## TASK BRIEF
All of the data should be output character for character, except the pictures.

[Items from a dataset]
= = = = = = =

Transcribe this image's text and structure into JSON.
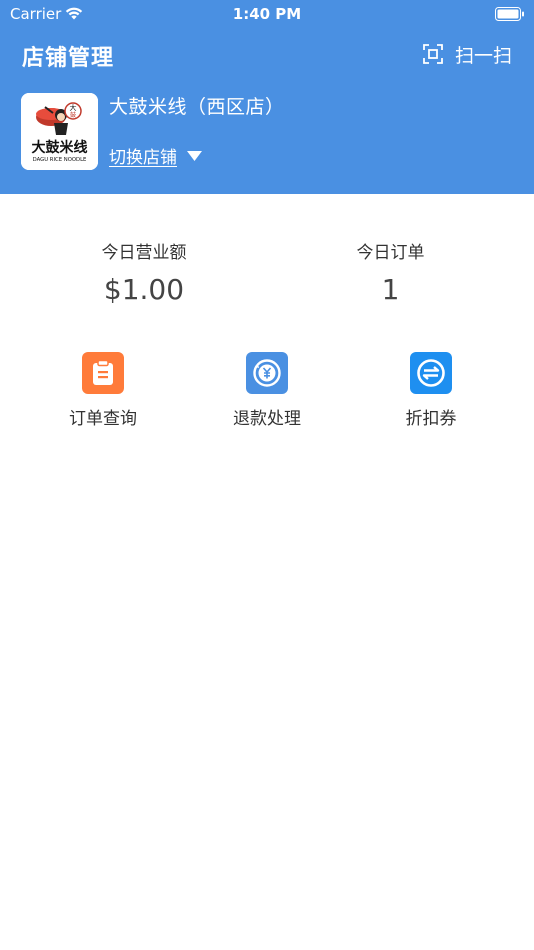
{
  "status_bar": {
    "carrier": "Carrier",
    "time": "1:40 PM"
  },
  "header": {
    "title": "店铺管理",
    "scan_label": "扫一扫",
    "store_name": "大鼓米线（西区店）",
    "switch_label": "切换店铺",
    "logo": {
      "brand_cn": "大鼓米线",
      "brand_en": "DAGU RICE NOODLE"
    }
  },
  "stats": {
    "revenue_label": "今日营业额",
    "revenue_value": "$1.00",
    "orders_label": "今日订单",
    "orders_value": "1"
  },
  "menu": [
    {
      "label": "订单查询",
      "icon": "clipboard-icon",
      "color": "#ff7b3a"
    },
    {
      "label": "退款处理",
      "icon": "refund-yen-icon",
      "color": "#4a90e2"
    },
    {
      "label": "折扣券",
      "icon": "coupon-icon",
      "color": "#1e8ff0"
    }
  ],
  "colors": {
    "header_bg": "#4a90e2",
    "text": "#333333"
  }
}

= = = = = = =

## REPLY
Transcribe this image's text and structure into JSON.
{
  "status_bar": {
    "carrier": "Carrier",
    "time": "1:40 PM"
  },
  "header": {
    "title": "店铺管理",
    "scan_label": "扫一扫",
    "store_name": "大鼓米线（西区店）",
    "switch_label": "切换店铺",
    "logo": {
      "brand_cn": "大鼓米线",
      "brand_en": "DAGU RICE NOODLE"
    }
  },
  "stats": {
    "revenue_label": "今日营业额",
    "revenue_value": "$1.00",
    "orders_label": "今日订单",
    "orders_value": "1"
  },
  "menu": [
    {
      "label": "订单查询",
      "icon": "clipboard-icon",
      "color": "#ff7b3a"
    },
    {
      "label": "退款处理",
      "icon": "refund-yen-icon",
      "color": "#4a90e2"
    },
    {
      "label": "折扣券",
      "icon": "coupon-icon",
      "color": "#1e8ff0"
    }
  ],
  "colors": {
    "header_bg": "#4a90e2",
    "text": "#333333"
  }
}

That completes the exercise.